[Stored dataset items]
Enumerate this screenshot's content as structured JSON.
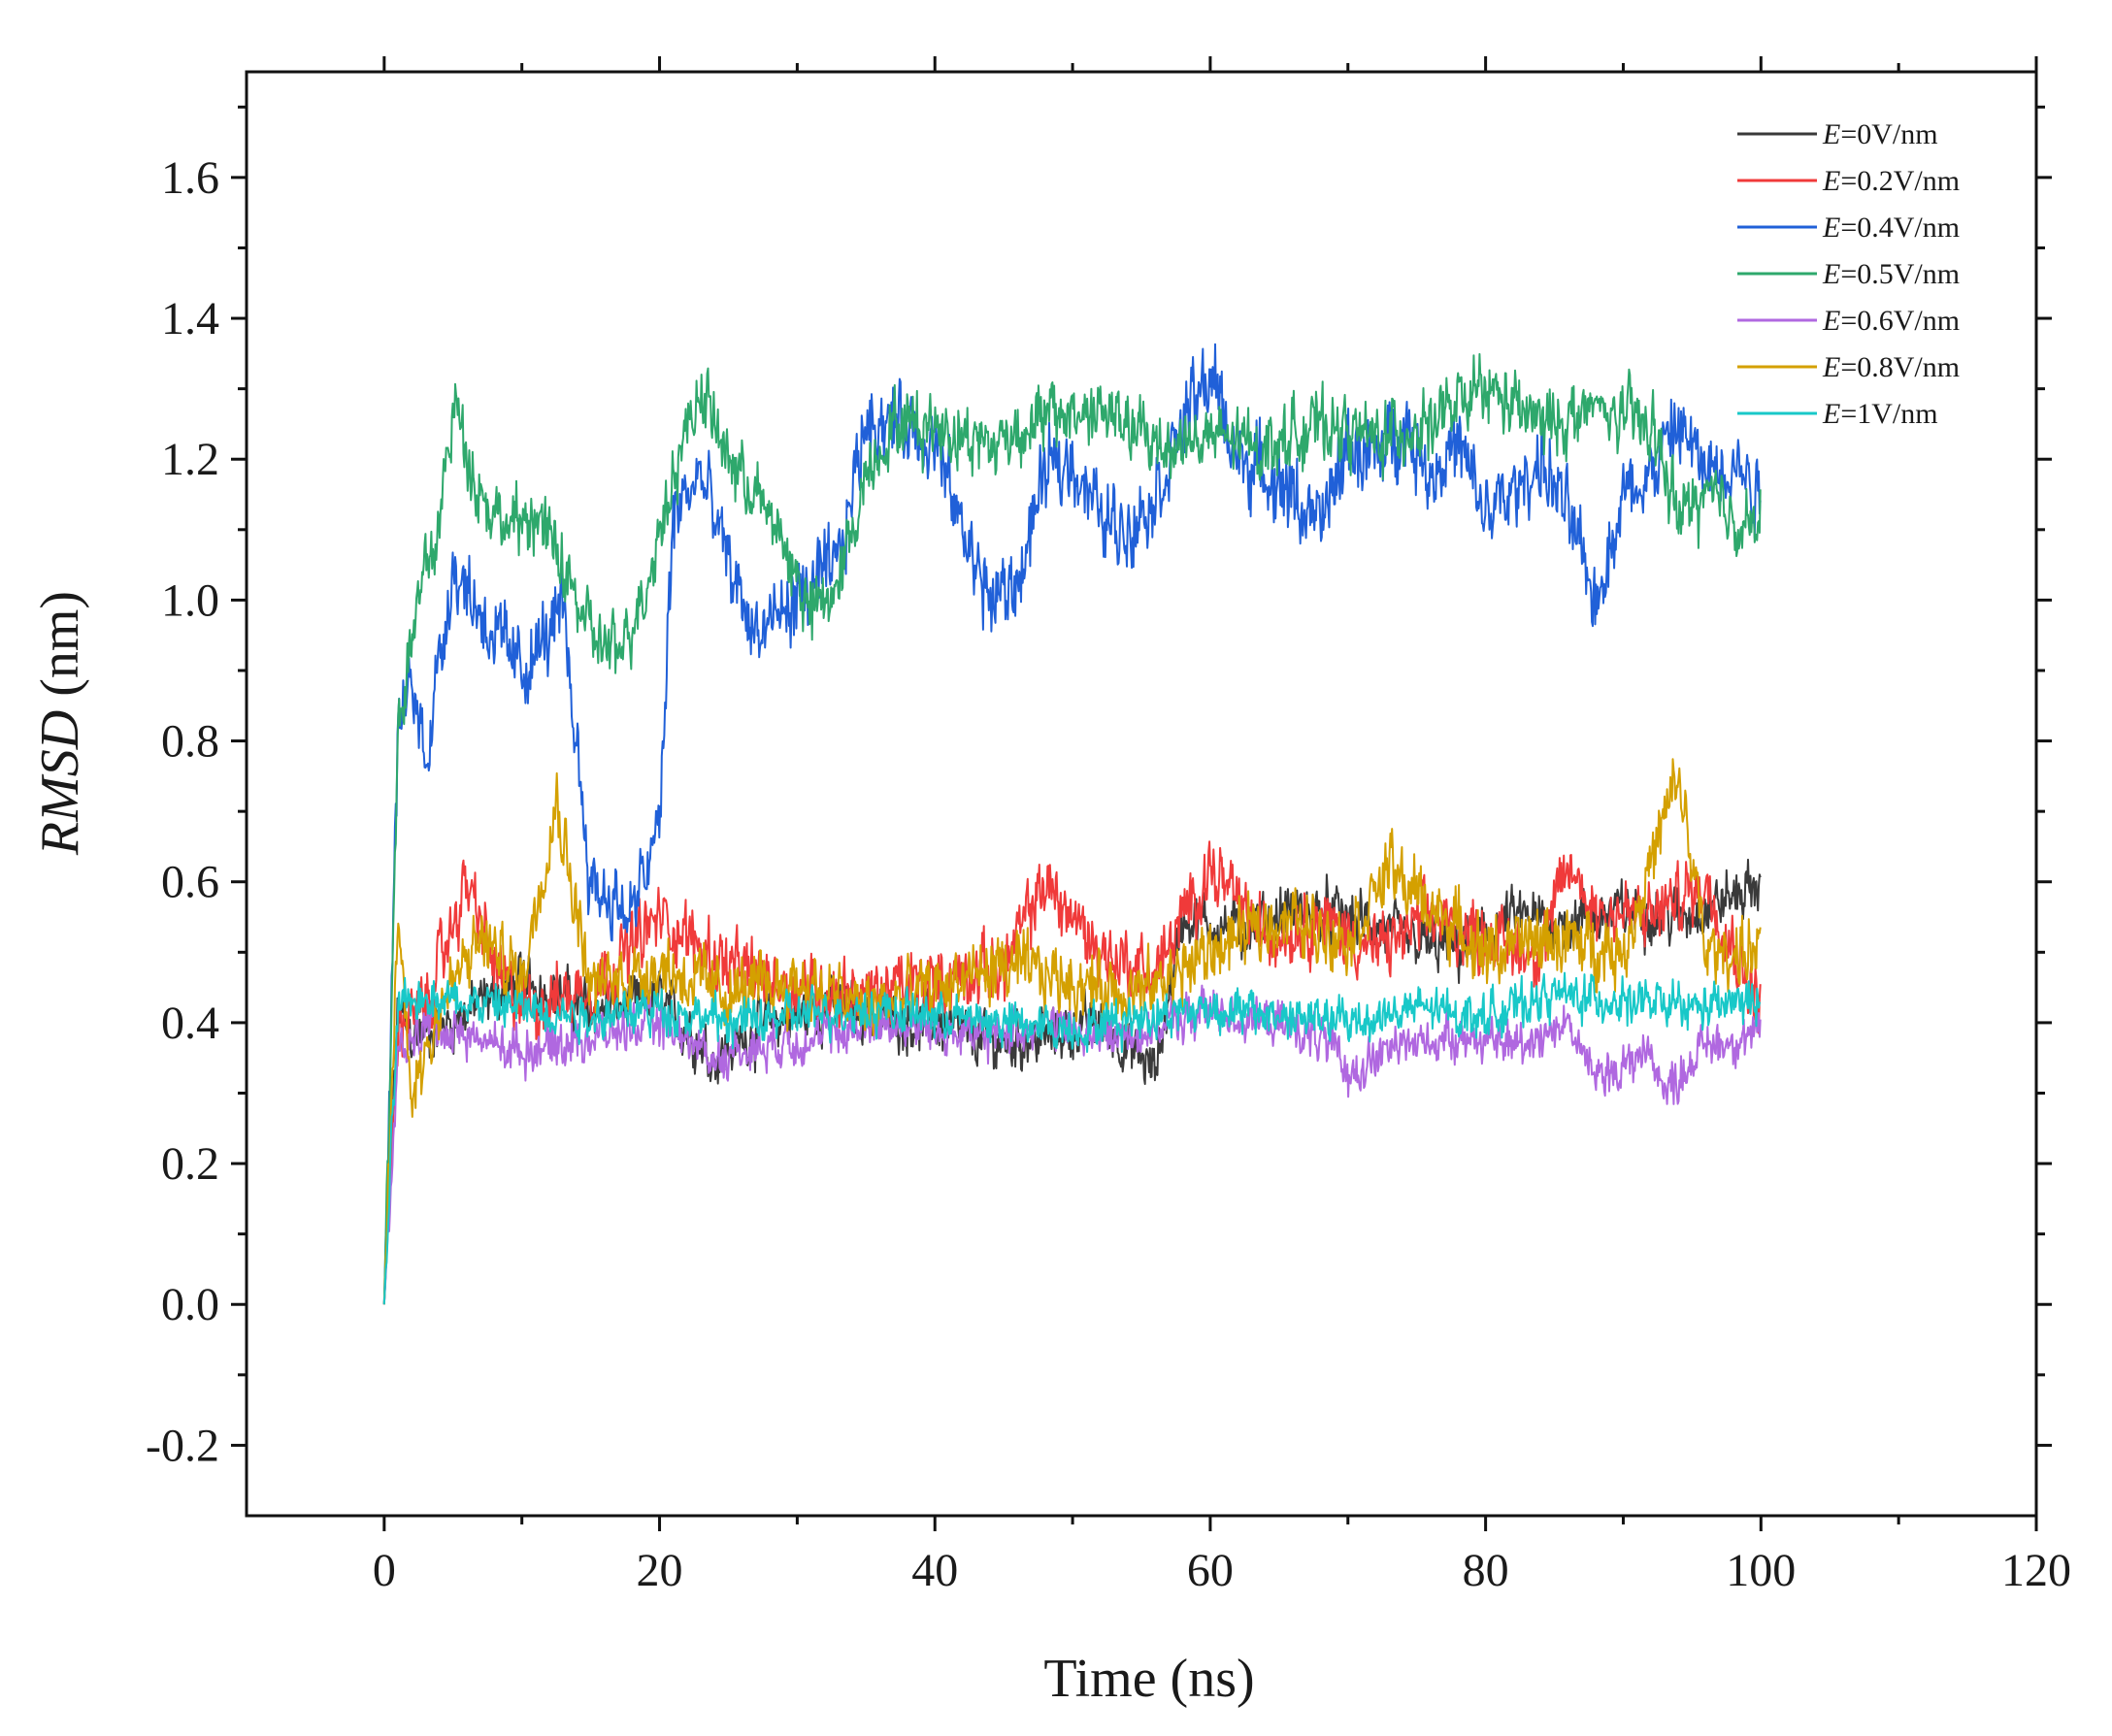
{
  "chart_data": {
    "type": "line",
    "title": "",
    "xlabel": "Time (ns)",
    "ylabel_italic": "RMSD",
    "ylabel_unit": " (nm)",
    "xlim": [
      -10,
      120
    ],
    "ylim": [
      -0.3,
      1.75
    ],
    "x_ticks": [
      0,
      20,
      40,
      60,
      80,
      100,
      120
    ],
    "y_ticks": [
      -0.2,
      0.0,
      0.2,
      0.4,
      0.6,
      0.8,
      1.0,
      1.2,
      1.4,
      1.6
    ],
    "x_tick_labels": [
      "0",
      "20",
      "40",
      "60",
      "80",
      "100",
      "120"
    ],
    "y_tick_labels": [
      "-0.2",
      "0.0",
      "0.2",
      "0.4",
      "0.6",
      "0.8",
      "1.0",
      "1.2",
      "1.4",
      "1.6"
    ],
    "grid": false,
    "legend_position": "top-right",
    "series": [
      {
        "name": "E=0V/nm",
        "var": "E",
        "rest": "=0V/nm",
        "color": "#3a3a3a",
        "x": [
          0,
          1,
          2,
          5,
          8,
          10,
          15,
          20,
          24,
          28,
          32,
          36,
          40,
          44,
          48,
          52,
          56,
          58,
          62,
          66,
          70,
          74,
          78,
          82,
          86,
          90,
          94,
          98,
          100
        ],
        "y": [
          0.0,
          0.42,
          0.38,
          0.4,
          0.44,
          0.46,
          0.42,
          0.43,
          0.35,
          0.4,
          0.42,
          0.41,
          0.4,
          0.37,
          0.38,
          0.4,
          0.33,
          0.55,
          0.53,
          0.56,
          0.55,
          0.52,
          0.5,
          0.55,
          0.54,
          0.56,
          0.55,
          0.58,
          0.6
        ]
      },
      {
        "name": "E=0.2V/nm",
        "var": "E",
        "rest": "=0.2V/nm",
        "color": "#f03a3a",
        "x": [
          0,
          1,
          3,
          6,
          8,
          10,
          15,
          20,
          25,
          30,
          35,
          40,
          45,
          48,
          52,
          56,
          60,
          64,
          68,
          72,
          76,
          80,
          84,
          86,
          88,
          92,
          96,
          100
        ],
        "y": [
          0.0,
          0.4,
          0.42,
          0.6,
          0.48,
          0.42,
          0.45,
          0.55,
          0.48,
          0.45,
          0.44,
          0.46,
          0.48,
          0.6,
          0.5,
          0.47,
          0.62,
          0.52,
          0.55,
          0.5,
          0.55,
          0.52,
          0.5,
          0.62,
          0.56,
          0.55,
          0.6,
          0.42
        ]
      },
      {
        "name": "E=0.4V/nm",
        "var": "E",
        "rest": "=0.4V/nm",
        "color": "#2060d8",
        "x": [
          0,
          1,
          2,
          3,
          5,
          8,
          10,
          13,
          15,
          18,
          20,
          21,
          23,
          25,
          27,
          30,
          33,
          35,
          38,
          40,
          42,
          44,
          46,
          48,
          50,
          52,
          54,
          56,
          58,
          60,
          62,
          64,
          66,
          68,
          70,
          72,
          74,
          76,
          78,
          80,
          82,
          84,
          86,
          88,
          90,
          92,
          94,
          96,
          98,
          100
        ],
        "y": [
          0.0,
          0.82,
          0.88,
          0.78,
          1.05,
          0.95,
          0.9,
          0.98,
          0.6,
          0.55,
          0.68,
          1.12,
          1.18,
          1.05,
          0.95,
          1.0,
          1.05,
          1.26,
          1.25,
          1.22,
          1.1,
          1.0,
          1.02,
          1.18,
          1.2,
          1.12,
          1.1,
          1.15,
          1.25,
          1.32,
          1.2,
          1.18,
          1.15,
          1.1,
          1.22,
          1.2,
          1.25,
          1.18,
          1.22,
          1.12,
          1.15,
          1.2,
          1.12,
          1.0,
          1.15,
          1.18,
          1.25,
          1.18,
          1.2,
          1.15
        ]
      },
      {
        "name": "E=0.5V/nm",
        "var": "E",
        "rest": "=0.5V/nm",
        "color": "#2ea86c",
        "x": [
          0,
          1,
          2,
          3,
          4,
          5,
          7,
          9,
          11,
          13,
          15,
          17,
          19,
          21,
          23,
          25,
          27,
          29,
          31,
          33,
          35,
          37,
          40,
          44,
          48,
          52,
          56,
          60,
          64,
          68,
          72,
          76,
          80,
          84,
          88,
          92,
          94,
          96,
          98,
          100
        ],
        "y": [
          0.0,
          0.82,
          0.95,
          1.05,
          1.1,
          1.28,
          1.15,
          1.1,
          1.12,
          1.05,
          0.95,
          0.92,
          1.02,
          1.18,
          1.3,
          1.2,
          1.15,
          1.08,
          0.98,
          1.02,
          1.18,
          1.25,
          1.25,
          1.22,
          1.26,
          1.27,
          1.22,
          1.23,
          1.22,
          1.25,
          1.23,
          1.25,
          1.3,
          1.25,
          1.27,
          1.25,
          1.12,
          1.15,
          1.12,
          1.1
        ]
      },
      {
        "name": "E=0.6V/nm",
        "var": "E",
        "rest": "=0.6V/nm",
        "color": "#b068e0",
        "x": [
          0,
          1,
          3,
          6,
          10,
          15,
          20,
          24,
          28,
          32,
          36,
          40,
          44,
          48,
          52,
          56,
          60,
          64,
          68,
          70,
          74,
          78,
          82,
          86,
          88,
          92,
          93,
          96,
          100
        ],
        "y": [
          0.0,
          0.35,
          0.4,
          0.38,
          0.36,
          0.38,
          0.4,
          0.35,
          0.37,
          0.38,
          0.4,
          0.39,
          0.38,
          0.4,
          0.38,
          0.39,
          0.42,
          0.4,
          0.38,
          0.33,
          0.37,
          0.38,
          0.37,
          0.4,
          0.32,
          0.36,
          0.3,
          0.37,
          0.38
        ]
      },
      {
        "name": "E=0.8V/nm",
        "var": "E",
        "rest": "=0.8V/nm",
        "color": "#d4a000",
        "x": [
          0,
          1,
          2,
          4,
          7,
          10,
          12.5,
          15,
          20,
          25,
          30,
          35,
          40,
          45,
          50,
          55,
          60,
          65,
          70,
          73,
          75,
          80,
          85,
          90,
          94,
          96,
          100
        ],
        "y": [
          0.0,
          0.55,
          0.3,
          0.42,
          0.52,
          0.46,
          0.72,
          0.45,
          0.48,
          0.44,
          0.46,
          0.42,
          0.45,
          0.48,
          0.46,
          0.44,
          0.5,
          0.55,
          0.52,
          0.62,
          0.58,
          0.5,
          0.52,
          0.5,
          0.75,
          0.5,
          0.5
        ]
      },
      {
        "name": "E=1V/nm",
        "var": "E",
        "rest": "=1V/nm",
        "color": "#18c8c8",
        "x": [
          0,
          1,
          3,
          6,
          10,
          15,
          20,
          25,
          30,
          35,
          40,
          45,
          50,
          55,
          60,
          65,
          70,
          75,
          80,
          85,
          90,
          95,
          100
        ],
        "y": [
          0.0,
          0.42,
          0.44,
          0.43,
          0.42,
          0.41,
          0.42,
          0.4,
          0.41,
          0.42,
          0.41,
          0.4,
          0.39,
          0.41,
          0.42,
          0.41,
          0.4,
          0.42,
          0.41,
          0.44,
          0.43,
          0.42,
          0.43
        ]
      }
    ]
  }
}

- Problem requirements
Return the material exactly as given, apart from the pictures.

- Result
Enumerate this screenshot's content as structured JSON.
{
  "chart_data": {
    "type": "line",
    "title": "",
    "xlabel": "Time (ns)",
    "ylabel_italic": "RMSD",
    "ylabel_unit": " (nm)",
    "xlim": [
      -10,
      120
    ],
    "ylim": [
      -0.3,
      1.75
    ],
    "x_ticks": [
      0,
      20,
      40,
      60,
      80,
      100,
      120
    ],
    "y_ticks": [
      -0.2,
      0.0,
      0.2,
      0.4,
      0.6,
      0.8,
      1.0,
      1.2,
      1.4,
      1.6
    ],
    "x_tick_labels": [
      "0",
      "20",
      "40",
      "60",
      "80",
      "100",
      "120"
    ],
    "y_tick_labels": [
      "-0.2",
      "0.0",
      "0.2",
      "0.4",
      "0.6",
      "0.8",
      "1.0",
      "1.2",
      "1.4",
      "1.6"
    ],
    "grid": false,
    "legend_position": "top-right",
    "series": [
      {
        "name": "E=0V/nm",
        "var": "E",
        "rest": "=0V/nm",
        "color": "#3a3a3a",
        "x": [
          0,
          1,
          2,
          5,
          8,
          10,
          15,
          20,
          24,
          28,
          32,
          36,
          40,
          44,
          48,
          52,
          56,
          58,
          62,
          66,
          70,
          74,
          78,
          82,
          86,
          90,
          94,
          98,
          100
        ],
        "y": [
          0.0,
          0.42,
          0.38,
          0.4,
          0.44,
          0.46,
          0.42,
          0.43,
          0.35,
          0.4,
          0.42,
          0.41,
          0.4,
          0.37,
          0.38,
          0.4,
          0.33,
          0.55,
          0.53,
          0.56,
          0.55,
          0.52,
          0.5,
          0.55,
          0.54,
          0.56,
          0.55,
          0.58,
          0.6
        ]
      },
      {
        "name": "E=0.2V/nm",
        "var": "E",
        "rest": "=0.2V/nm",
        "color": "#f03a3a",
        "x": [
          0,
          1,
          3,
          6,
          8,
          10,
          15,
          20,
          25,
          30,
          35,
          40,
          45,
          48,
          52,
          56,
          60,
          64,
          68,
          72,
          76,
          80,
          84,
          86,
          88,
          92,
          96,
          100
        ],
        "y": [
          0.0,
          0.4,
          0.42,
          0.6,
          0.48,
          0.42,
          0.45,
          0.55,
          0.48,
          0.45,
          0.44,
          0.46,
          0.48,
          0.6,
          0.5,
          0.47,
          0.62,
          0.52,
          0.55,
          0.5,
          0.55,
          0.52,
          0.5,
          0.62,
          0.56,
          0.55,
          0.6,
          0.42
        ]
      },
      {
        "name": "E=0.4V/nm",
        "var": "E",
        "rest": "=0.4V/nm",
        "color": "#2060d8",
        "x": [
          0,
          1,
          2,
          3,
          5,
          8,
          10,
          13,
          15,
          18,
          20,
          21,
          23,
          25,
          27,
          30,
          33,
          35,
          38,
          40,
          42,
          44,
          46,
          48,
          50,
          52,
          54,
          56,
          58,
          60,
          62,
          64,
          66,
          68,
          70,
          72,
          74,
          76,
          78,
          80,
          82,
          84,
          86,
          88,
          90,
          92,
          94,
          96,
          98,
          100
        ],
        "y": [
          0.0,
          0.82,
          0.88,
          0.78,
          1.05,
          0.95,
          0.9,
          0.98,
          0.6,
          0.55,
          0.68,
          1.12,
          1.18,
          1.05,
          0.95,
          1.0,
          1.05,
          1.26,
          1.25,
          1.22,
          1.1,
          1.0,
          1.02,
          1.18,
          1.2,
          1.12,
          1.1,
          1.15,
          1.25,
          1.32,
          1.2,
          1.18,
          1.15,
          1.1,
          1.22,
          1.2,
          1.25,
          1.18,
          1.22,
          1.12,
          1.15,
          1.2,
          1.12,
          1.0,
          1.15,
          1.18,
          1.25,
          1.18,
          1.2,
          1.15
        ]
      },
      {
        "name": "E=0.5V/nm",
        "var": "E",
        "rest": "=0.5V/nm",
        "color": "#2ea86c",
        "x": [
          0,
          1,
          2,
          3,
          4,
          5,
          7,
          9,
          11,
          13,
          15,
          17,
          19,
          21,
          23,
          25,
          27,
          29,
          31,
          33,
          35,
          37,
          40,
          44,
          48,
          52,
          56,
          60,
          64,
          68,
          72,
          76,
          80,
          84,
          88,
          92,
          94,
          96,
          98,
          100
        ],
        "y": [
          0.0,
          0.82,
          0.95,
          1.05,
          1.1,
          1.28,
          1.15,
          1.1,
          1.12,
          1.05,
          0.95,
          0.92,
          1.02,
          1.18,
          1.3,
          1.2,
          1.15,
          1.08,
          0.98,
          1.02,
          1.18,
          1.25,
          1.25,
          1.22,
          1.26,
          1.27,
          1.22,
          1.23,
          1.22,
          1.25,
          1.23,
          1.25,
          1.3,
          1.25,
          1.27,
          1.25,
          1.12,
          1.15,
          1.12,
          1.1
        ]
      },
      {
        "name": "E=0.6V/nm",
        "var": "E",
        "rest": "=0.6V/nm",
        "color": "#b068e0",
        "x": [
          0,
          1,
          3,
          6,
          10,
          15,
          20,
          24,
          28,
          32,
          36,
          40,
          44,
          48,
          52,
          56,
          60,
          64,
          68,
          70,
          74,
          78,
          82,
          86,
          88,
          92,
          93,
          96,
          100
        ],
        "y": [
          0.0,
          0.35,
          0.4,
          0.38,
          0.36,
          0.38,
          0.4,
          0.35,
          0.37,
          0.38,
          0.4,
          0.39,
          0.38,
          0.4,
          0.38,
          0.39,
          0.42,
          0.4,
          0.38,
          0.33,
          0.37,
          0.38,
          0.37,
          0.4,
          0.32,
          0.36,
          0.3,
          0.37,
          0.38
        ]
      },
      {
        "name": "E=0.8V/nm",
        "var": "E",
        "rest": "=0.8V/nm",
        "color": "#d4a000",
        "x": [
          0,
          1,
          2,
          4,
          7,
          10,
          12.5,
          15,
          20,
          25,
          30,
          35,
          40,
          45,
          50,
          55,
          60,
          65,
          70,
          73,
          75,
          80,
          85,
          90,
          94,
          96,
          100
        ],
        "y": [
          0.0,
          0.55,
          0.3,
          0.42,
          0.52,
          0.46,
          0.72,
          0.45,
          0.48,
          0.44,
          0.46,
          0.42,
          0.45,
          0.48,
          0.46,
          0.44,
          0.5,
          0.55,
          0.52,
          0.62,
          0.58,
          0.5,
          0.52,
          0.5,
          0.75,
          0.5,
          0.5
        ]
      },
      {
        "name": "E=1V/nm",
        "var": "E",
        "rest": "=1V/nm",
        "color": "#18c8c8",
        "x": [
          0,
          1,
          3,
          6,
          10,
          15,
          20,
          25,
          30,
          35,
          40,
          45,
          50,
          55,
          60,
          65,
          70,
          75,
          80,
          85,
          90,
          95,
          100
        ],
        "y": [
          0.0,
          0.42,
          0.44,
          0.43,
          0.42,
          0.41,
          0.42,
          0.4,
          0.41,
          0.42,
          0.41,
          0.4,
          0.39,
          0.41,
          0.42,
          0.41,
          0.4,
          0.42,
          0.41,
          0.44,
          0.43,
          0.42,
          0.43
        ]
      }
    ]
  }
}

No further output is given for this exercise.